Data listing
┏━━

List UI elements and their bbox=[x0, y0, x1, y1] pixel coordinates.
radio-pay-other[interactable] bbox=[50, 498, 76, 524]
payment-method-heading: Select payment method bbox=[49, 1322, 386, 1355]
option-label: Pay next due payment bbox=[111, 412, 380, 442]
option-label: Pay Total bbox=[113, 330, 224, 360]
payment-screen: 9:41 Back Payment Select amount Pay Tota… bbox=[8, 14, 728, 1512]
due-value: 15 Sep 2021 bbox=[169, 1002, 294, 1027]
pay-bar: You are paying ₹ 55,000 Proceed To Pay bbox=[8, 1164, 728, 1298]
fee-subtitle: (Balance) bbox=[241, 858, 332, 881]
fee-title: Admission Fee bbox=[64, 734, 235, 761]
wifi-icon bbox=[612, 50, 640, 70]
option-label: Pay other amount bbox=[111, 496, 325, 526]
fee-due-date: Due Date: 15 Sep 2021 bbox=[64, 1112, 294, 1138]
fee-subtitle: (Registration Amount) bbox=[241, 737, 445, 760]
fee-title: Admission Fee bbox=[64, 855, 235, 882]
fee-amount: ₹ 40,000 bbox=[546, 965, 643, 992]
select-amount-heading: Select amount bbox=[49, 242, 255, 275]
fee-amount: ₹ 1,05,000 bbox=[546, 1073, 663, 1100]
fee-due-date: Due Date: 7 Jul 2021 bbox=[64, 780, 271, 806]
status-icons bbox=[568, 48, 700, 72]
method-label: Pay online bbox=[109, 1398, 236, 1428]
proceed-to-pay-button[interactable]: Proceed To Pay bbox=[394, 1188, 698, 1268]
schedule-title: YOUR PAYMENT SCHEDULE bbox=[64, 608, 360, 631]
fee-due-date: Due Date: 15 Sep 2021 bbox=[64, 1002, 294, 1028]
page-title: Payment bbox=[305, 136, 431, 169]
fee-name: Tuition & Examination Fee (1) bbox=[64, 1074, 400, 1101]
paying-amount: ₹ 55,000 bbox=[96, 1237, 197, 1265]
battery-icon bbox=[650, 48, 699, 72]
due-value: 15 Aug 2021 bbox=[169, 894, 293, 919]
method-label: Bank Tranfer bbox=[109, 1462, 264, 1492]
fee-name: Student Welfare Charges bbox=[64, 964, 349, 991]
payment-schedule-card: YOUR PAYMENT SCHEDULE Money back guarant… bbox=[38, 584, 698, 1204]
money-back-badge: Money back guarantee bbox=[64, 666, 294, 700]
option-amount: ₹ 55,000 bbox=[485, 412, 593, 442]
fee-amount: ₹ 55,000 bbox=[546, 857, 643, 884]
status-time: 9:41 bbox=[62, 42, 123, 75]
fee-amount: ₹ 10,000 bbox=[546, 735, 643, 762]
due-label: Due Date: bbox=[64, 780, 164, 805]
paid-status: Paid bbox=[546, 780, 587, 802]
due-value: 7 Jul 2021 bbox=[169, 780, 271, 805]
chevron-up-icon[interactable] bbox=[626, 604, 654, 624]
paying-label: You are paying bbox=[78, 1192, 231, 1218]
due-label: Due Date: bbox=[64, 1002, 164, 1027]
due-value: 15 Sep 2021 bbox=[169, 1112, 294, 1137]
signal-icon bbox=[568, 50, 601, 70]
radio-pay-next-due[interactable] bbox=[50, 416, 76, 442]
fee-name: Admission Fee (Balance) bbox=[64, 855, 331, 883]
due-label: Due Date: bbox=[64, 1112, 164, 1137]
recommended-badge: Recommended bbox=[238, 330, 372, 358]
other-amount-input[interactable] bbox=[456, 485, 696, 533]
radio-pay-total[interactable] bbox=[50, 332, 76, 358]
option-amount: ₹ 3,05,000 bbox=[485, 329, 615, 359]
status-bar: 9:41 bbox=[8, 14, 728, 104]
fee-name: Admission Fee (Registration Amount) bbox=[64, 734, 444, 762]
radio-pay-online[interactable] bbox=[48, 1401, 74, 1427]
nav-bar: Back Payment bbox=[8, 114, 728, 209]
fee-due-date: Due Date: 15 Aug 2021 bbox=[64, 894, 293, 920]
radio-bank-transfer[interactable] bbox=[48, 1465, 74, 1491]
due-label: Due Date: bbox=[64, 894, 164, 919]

┗━━
┏━━

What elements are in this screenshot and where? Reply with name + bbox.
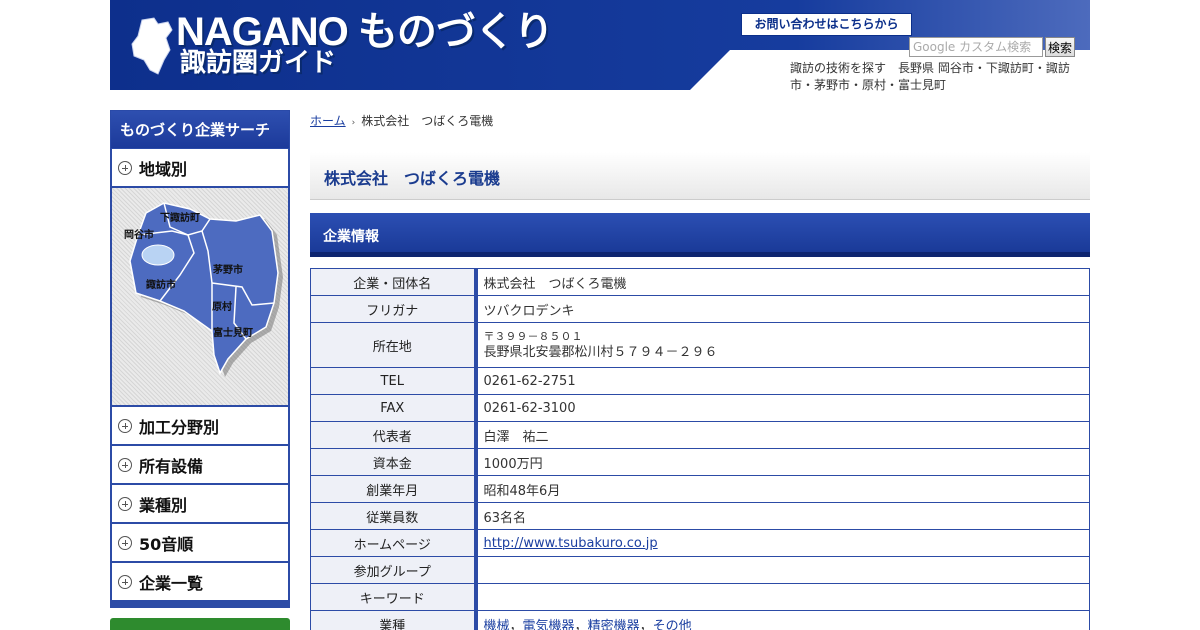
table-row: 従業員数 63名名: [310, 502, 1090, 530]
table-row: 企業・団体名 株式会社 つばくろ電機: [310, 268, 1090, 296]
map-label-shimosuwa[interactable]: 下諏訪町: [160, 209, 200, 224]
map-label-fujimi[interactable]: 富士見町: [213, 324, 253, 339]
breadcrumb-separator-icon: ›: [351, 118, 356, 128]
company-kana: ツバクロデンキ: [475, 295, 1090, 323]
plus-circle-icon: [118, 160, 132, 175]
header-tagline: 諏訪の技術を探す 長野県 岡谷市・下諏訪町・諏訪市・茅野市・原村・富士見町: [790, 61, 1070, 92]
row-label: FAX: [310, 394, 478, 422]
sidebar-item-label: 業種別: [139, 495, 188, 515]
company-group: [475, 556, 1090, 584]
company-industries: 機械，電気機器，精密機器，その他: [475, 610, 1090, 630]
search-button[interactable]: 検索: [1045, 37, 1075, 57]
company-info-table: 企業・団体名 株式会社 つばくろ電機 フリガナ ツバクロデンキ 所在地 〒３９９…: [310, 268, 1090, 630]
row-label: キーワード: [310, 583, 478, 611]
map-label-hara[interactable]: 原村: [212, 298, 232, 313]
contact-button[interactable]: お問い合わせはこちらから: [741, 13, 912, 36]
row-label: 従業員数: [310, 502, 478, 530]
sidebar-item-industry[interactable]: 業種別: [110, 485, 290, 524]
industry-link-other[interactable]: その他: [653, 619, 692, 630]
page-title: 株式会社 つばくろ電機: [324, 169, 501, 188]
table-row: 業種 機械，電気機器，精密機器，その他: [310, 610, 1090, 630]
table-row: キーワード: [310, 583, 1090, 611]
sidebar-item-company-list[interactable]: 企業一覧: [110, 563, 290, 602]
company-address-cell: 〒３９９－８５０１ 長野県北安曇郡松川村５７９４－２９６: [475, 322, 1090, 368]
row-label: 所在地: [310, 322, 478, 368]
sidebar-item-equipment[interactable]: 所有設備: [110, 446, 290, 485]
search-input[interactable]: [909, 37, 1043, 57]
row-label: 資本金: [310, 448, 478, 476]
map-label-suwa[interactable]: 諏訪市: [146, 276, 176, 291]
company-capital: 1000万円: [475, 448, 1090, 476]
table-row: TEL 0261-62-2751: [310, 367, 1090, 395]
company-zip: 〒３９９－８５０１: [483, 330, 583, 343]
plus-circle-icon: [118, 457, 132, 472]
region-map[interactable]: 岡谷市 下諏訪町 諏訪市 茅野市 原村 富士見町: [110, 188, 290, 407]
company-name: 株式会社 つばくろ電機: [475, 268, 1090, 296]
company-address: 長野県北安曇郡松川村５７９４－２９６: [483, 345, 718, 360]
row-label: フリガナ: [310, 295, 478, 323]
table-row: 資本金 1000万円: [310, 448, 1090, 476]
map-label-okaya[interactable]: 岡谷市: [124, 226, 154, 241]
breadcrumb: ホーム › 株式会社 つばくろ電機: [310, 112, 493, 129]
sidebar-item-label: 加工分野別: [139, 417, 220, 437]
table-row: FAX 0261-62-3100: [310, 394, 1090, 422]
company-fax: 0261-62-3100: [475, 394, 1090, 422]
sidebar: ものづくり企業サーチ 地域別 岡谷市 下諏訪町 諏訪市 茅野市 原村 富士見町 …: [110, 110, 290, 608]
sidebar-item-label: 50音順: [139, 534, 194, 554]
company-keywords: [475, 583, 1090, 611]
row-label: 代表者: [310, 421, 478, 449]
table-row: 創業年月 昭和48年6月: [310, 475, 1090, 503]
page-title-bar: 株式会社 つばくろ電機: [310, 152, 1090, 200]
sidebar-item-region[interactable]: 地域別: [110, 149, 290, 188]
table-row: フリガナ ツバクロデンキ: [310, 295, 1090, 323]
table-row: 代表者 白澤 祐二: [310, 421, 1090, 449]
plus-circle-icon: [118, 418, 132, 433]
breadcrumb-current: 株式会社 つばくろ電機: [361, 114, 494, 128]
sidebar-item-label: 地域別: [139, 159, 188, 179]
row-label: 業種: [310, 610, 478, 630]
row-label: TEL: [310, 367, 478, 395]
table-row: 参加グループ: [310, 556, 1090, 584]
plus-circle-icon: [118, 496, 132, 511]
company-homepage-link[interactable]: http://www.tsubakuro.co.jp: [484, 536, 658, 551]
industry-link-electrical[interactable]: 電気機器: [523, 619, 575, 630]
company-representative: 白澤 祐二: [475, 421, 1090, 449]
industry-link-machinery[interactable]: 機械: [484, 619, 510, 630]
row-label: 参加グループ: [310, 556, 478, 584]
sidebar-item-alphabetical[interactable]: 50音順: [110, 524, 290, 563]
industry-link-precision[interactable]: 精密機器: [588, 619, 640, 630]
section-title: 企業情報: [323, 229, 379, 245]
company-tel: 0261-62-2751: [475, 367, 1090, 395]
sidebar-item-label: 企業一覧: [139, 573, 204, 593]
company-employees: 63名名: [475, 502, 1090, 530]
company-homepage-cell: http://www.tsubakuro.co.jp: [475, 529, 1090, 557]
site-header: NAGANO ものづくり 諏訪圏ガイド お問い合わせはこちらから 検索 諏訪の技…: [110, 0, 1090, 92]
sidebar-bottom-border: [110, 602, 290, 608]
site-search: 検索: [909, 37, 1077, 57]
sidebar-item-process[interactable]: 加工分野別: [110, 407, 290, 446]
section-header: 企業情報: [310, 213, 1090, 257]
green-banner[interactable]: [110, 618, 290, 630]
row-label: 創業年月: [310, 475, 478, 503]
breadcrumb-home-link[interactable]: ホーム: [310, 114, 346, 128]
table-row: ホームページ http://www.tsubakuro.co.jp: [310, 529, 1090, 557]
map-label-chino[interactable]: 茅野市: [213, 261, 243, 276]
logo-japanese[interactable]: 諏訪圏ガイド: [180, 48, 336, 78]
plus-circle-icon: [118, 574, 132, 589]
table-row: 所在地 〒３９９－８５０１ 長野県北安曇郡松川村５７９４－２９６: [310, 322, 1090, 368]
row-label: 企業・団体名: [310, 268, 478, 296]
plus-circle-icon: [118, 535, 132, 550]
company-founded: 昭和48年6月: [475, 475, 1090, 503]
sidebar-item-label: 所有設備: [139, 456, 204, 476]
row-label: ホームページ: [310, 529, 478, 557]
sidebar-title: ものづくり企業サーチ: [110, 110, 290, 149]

┗━━
┏━━

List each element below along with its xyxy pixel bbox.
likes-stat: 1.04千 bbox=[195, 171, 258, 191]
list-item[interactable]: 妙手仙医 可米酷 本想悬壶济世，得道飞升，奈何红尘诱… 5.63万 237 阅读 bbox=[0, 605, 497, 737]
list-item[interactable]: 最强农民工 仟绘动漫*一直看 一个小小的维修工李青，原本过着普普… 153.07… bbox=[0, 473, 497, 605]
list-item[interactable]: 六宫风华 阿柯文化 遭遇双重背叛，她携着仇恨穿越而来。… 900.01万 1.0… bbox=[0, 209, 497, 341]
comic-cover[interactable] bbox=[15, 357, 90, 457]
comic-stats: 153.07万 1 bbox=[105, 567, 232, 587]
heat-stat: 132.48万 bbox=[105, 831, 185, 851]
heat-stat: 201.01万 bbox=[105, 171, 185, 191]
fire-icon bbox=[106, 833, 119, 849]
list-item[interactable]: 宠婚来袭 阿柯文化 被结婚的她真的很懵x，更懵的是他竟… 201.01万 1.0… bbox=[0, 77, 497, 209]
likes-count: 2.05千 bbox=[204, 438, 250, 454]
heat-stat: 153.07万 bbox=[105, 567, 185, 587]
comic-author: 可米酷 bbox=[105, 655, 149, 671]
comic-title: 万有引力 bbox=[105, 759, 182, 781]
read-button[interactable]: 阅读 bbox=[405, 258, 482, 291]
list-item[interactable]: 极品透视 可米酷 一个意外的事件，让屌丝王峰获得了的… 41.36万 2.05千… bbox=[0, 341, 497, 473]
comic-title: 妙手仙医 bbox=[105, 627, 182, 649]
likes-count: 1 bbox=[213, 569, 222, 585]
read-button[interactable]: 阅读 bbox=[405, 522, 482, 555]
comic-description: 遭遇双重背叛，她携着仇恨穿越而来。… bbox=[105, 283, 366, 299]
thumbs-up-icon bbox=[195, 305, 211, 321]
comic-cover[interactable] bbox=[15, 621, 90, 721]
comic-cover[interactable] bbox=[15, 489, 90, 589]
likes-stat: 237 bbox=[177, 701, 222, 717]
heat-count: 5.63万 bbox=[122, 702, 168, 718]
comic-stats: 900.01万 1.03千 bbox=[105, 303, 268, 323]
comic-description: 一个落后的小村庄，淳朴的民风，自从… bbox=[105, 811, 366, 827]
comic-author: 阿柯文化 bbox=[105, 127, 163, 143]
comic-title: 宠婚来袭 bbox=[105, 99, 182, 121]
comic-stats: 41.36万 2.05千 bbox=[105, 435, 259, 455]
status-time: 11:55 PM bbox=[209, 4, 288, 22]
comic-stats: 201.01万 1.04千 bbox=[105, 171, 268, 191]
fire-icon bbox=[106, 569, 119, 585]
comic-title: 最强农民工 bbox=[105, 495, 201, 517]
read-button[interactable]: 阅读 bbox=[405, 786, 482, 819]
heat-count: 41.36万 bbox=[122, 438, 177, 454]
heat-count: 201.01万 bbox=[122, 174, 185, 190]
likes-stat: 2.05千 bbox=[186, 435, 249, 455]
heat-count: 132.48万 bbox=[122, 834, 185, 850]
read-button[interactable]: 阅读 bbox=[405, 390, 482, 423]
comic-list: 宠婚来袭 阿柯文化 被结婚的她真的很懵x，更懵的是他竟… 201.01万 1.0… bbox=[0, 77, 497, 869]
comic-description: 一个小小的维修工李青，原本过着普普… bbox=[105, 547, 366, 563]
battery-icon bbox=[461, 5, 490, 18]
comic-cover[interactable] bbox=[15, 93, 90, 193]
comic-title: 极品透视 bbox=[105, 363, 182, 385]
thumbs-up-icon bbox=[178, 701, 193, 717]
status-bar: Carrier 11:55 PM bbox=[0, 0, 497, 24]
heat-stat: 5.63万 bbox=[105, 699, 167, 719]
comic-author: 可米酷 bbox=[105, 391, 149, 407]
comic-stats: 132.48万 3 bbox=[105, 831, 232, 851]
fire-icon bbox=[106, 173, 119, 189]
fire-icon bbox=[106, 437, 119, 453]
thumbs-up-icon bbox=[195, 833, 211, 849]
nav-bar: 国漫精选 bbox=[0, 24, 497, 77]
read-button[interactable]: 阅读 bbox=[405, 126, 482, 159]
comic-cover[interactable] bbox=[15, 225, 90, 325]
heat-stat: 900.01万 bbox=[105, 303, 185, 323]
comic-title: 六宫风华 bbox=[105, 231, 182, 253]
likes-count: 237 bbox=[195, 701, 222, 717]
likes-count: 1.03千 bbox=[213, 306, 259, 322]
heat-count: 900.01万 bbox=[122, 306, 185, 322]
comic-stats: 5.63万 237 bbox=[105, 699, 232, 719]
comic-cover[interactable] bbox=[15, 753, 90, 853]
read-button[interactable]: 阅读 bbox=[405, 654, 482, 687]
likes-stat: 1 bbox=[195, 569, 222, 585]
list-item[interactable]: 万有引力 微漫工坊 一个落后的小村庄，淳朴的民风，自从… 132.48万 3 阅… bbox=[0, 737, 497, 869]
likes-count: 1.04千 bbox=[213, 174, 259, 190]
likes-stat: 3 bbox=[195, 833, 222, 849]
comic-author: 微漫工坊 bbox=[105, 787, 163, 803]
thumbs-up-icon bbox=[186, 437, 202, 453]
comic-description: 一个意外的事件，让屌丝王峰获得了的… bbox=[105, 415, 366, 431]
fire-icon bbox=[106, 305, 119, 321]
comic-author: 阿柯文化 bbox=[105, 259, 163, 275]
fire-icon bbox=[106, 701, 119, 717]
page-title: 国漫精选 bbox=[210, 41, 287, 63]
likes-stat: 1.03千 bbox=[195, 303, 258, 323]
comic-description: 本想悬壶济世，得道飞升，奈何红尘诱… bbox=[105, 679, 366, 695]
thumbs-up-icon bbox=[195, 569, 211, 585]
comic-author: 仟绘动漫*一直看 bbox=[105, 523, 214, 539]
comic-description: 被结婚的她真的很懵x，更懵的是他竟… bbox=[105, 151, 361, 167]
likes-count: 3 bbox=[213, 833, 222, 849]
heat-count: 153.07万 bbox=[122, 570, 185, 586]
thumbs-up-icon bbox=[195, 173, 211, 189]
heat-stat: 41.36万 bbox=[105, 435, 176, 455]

┗━━

What you are asked to do => Starting at the line that contains "table-row: 従業員数 63名名: [310, 502, 1090, 530]" and stopping after the line that contains "header-tagline: 諏訪の技術を探す 長野県", replace "company-kana" with "company-reading". Reproduce those lines with nothing else altered.

Reply to the exercise =>
table-row: 従業員数 63名名: [310, 502, 1090, 530]
table-row: 企業・団体名 株式会社 つばくろ電機: [310, 268, 1090, 296]
map-label-shimosuwa[interactable]: 下諏訪町: [160, 209, 200, 224]
map-label-fujimi[interactable]: 富士見町: [213, 324, 253, 339]
breadcrumb-separator-icon: ›: [351, 118, 356, 128]
company-reading: ツバクロデンキ: [475, 295, 1090, 323]
plus-circle-icon: [118, 160, 132, 175]
header-tagline: 諏訪の技術を探す 長野県 岡谷市・下諏訪町・諏訪市・茅野市・原村・富士見町: [790, 61, 1070, 92]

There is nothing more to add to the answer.